BEGIN

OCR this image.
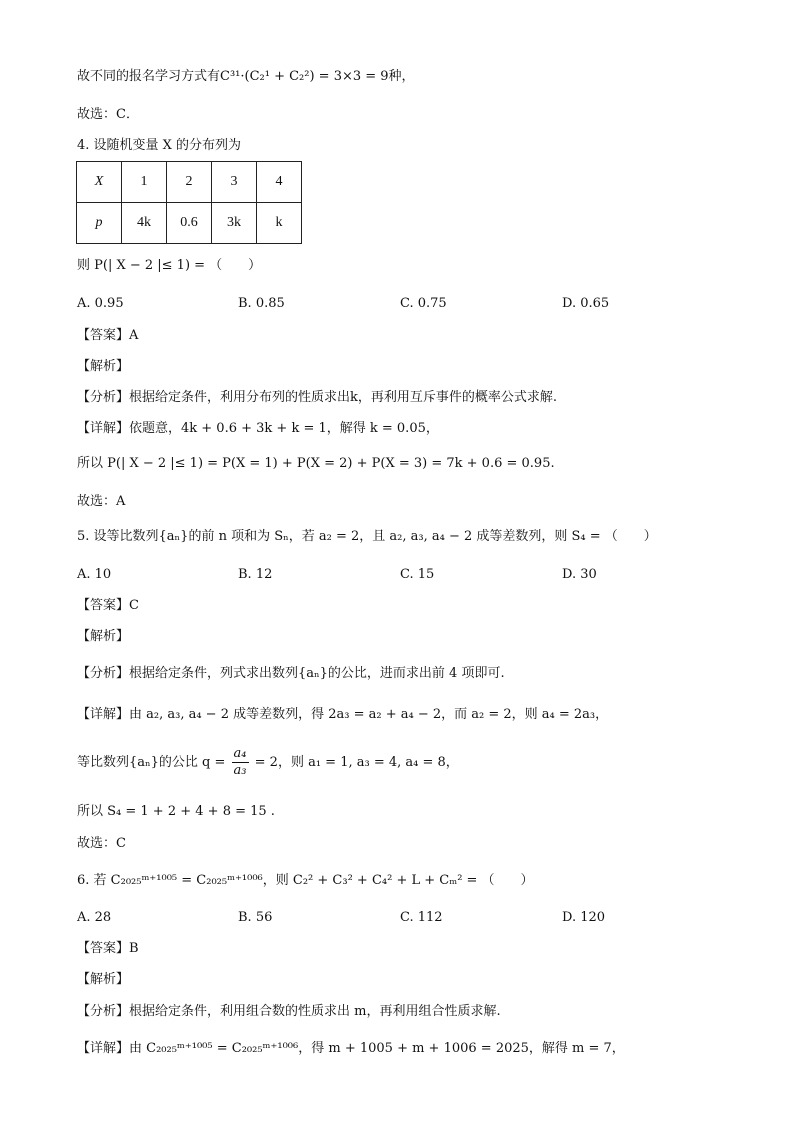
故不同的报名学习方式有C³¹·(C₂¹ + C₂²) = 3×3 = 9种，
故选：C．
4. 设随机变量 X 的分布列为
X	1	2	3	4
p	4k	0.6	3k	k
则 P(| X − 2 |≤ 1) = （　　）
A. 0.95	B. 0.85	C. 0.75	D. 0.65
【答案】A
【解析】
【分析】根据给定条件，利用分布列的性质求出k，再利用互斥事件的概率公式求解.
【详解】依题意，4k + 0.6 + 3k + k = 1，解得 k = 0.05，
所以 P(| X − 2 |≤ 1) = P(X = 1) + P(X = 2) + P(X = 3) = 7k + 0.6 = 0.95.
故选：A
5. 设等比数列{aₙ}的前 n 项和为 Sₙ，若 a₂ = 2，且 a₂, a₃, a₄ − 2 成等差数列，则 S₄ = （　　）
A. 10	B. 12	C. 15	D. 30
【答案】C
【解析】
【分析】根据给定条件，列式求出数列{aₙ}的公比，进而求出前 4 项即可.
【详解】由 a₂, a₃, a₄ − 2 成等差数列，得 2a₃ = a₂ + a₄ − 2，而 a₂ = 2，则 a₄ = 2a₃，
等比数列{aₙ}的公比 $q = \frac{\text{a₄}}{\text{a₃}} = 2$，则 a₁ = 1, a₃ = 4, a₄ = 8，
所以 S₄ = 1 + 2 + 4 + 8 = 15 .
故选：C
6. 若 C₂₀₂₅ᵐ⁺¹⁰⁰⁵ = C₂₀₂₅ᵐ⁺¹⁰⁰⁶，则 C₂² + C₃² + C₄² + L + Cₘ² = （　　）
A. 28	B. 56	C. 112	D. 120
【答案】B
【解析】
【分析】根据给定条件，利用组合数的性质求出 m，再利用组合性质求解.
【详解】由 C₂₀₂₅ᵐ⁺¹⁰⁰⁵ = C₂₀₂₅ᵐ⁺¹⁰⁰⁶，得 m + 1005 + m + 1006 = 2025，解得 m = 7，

END

* _SHORT EXERCISE_
Repeat each entry exactly as it appears; skip any picture.

* _TASK SOLUTION_
OCR this image.
故不同的报名学习方式有C³¹·(C₂¹ + C₂²) = 3×3 = 9种，
故选：C．
4. 设随机变量 X 的分布列为
X	1	2	3	4
p	4k	0.6	3k	k
则 P(| X − 2 |≤ 1) = （　　）
A. 0.95	B. 0.85	C. 0.75	D. 0.65
【答案】A
【解析】
【分析】根据给定条件，利用分布列的性质求出k，再利用互斥事件的概率公式求解.
【详解】依题意，4k + 0.6 + 3k + k = 1，解得 k = 0.05，
所以 P(| X − 2 |≤ 1) = P(X = 1) + P(X = 2) + P(X = 3) = 7k + 0.6 = 0.95.
故选：A
5. 设等比数列{aₙ}的前 n 项和为 Sₙ，若 a₂ = 2，且 a₂, a₃, a₄ − 2 成等差数列，则 S₄ = （　　）
A. 10	B. 12	C. 15	D. 30
【答案】C
【解析】
【分析】根据给定条件，列式求出数列{aₙ}的公比，进而求出前 4 项即可.
【详解】由 a₂, a₃, a₄ − 2 成等差数列，得 2a₃ = a₂ + a₄ − 2，而 a₂ = 2，则 a₄ = 2a₃，
等比数列{aₙ}的公比 $q = \frac{\text{a₄}}{\text{a₃}} = 2$，则 a₁ = 1, a₃ = 4, a₄ = 8，
所以 S₄ = 1 + 2 + 4 + 8 = 15 .
故选：C
6. 若 C₂₀₂₅ᵐ⁺¹⁰⁰⁵ = C₂₀₂₅ᵐ⁺¹⁰⁰⁶，则 C₂² + C₃² + C₄² + L + Cₘ² = （　　）
A. 28	B. 56	C. 112	D. 120
【答案】B
【解析】
【分析】根据给定条件，利用组合数的性质求出 m，再利用组合性质求解.
【详解】由 C₂₀₂₅ᵐ⁺¹⁰⁰⁵ = C₂₀₂₅ᵐ⁺¹⁰⁰⁶，得 m + 1005 + m + 1006 = 2025，解得 m = 7，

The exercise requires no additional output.